[Direction]
Substitute "表情娃娃" for every occurrence of "变脸娃娃" in the lines below, and leave everything else unchanged.

[Element location listings]
** begin **
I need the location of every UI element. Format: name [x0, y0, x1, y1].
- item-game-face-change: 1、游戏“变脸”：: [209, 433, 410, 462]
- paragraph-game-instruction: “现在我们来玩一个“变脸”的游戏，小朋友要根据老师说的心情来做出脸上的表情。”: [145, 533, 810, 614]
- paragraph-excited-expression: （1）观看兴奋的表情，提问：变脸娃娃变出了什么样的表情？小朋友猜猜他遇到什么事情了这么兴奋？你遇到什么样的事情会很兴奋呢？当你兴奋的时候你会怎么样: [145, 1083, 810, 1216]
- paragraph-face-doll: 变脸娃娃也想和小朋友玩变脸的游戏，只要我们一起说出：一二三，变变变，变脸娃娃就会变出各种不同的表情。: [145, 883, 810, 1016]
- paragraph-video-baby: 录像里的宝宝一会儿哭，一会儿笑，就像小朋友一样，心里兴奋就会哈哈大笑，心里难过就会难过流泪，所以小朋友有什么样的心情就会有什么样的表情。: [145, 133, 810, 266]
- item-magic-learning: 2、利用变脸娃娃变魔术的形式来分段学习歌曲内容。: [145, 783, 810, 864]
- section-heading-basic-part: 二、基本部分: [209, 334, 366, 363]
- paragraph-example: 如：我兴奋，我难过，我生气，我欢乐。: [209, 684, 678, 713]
** end **
[Exercise output]
I need the location of every UI element. Format: name [x0, y0, x1, y1].
- item-game-face-change: 1、游戏“变脸”：: [209, 433, 410, 462]
- paragraph-game-instruction: “现在我们来玩一个“变脸”的游戏，小朋友要根据老师说的心情来做出脸上的表情。”: [145, 533, 810, 614]
- paragraph-excited-expression: （1）观看兴奋的表情，提问：表情娃娃变出了什么样的表情？小朋友猜猜他遇到什么事情了这么兴奋？你遇到什么样的事情会很兴奋呢？当你兴奋的时候你会怎么样: [145, 1083, 810, 1216]
- paragraph-face-doll: 表情娃娃也想和小朋友玩变脸的游戏，只要我们一起说出：一二三，变变变，表情娃娃就会变出各种不同的表情。: [145, 883, 810, 1016]
- paragraph-video-baby: 录像里的宝宝一会儿哭，一会儿笑，就像小朋友一样，心里兴奋就会哈哈大笑，心里难过就会难过流泪，所以小朋友有什么样的心情就会有什么样的表情。: [145, 133, 810, 266]
- item-magic-learning: 2、利用表情娃娃变魔术的形式来分段学习歌曲内容。: [145, 783, 810, 864]
- section-heading-basic-part: 二、基本部分: [209, 334, 366, 363]
- paragraph-example: 如：我兴奋，我难过，我生气，我欢乐。: [209, 684, 678, 713]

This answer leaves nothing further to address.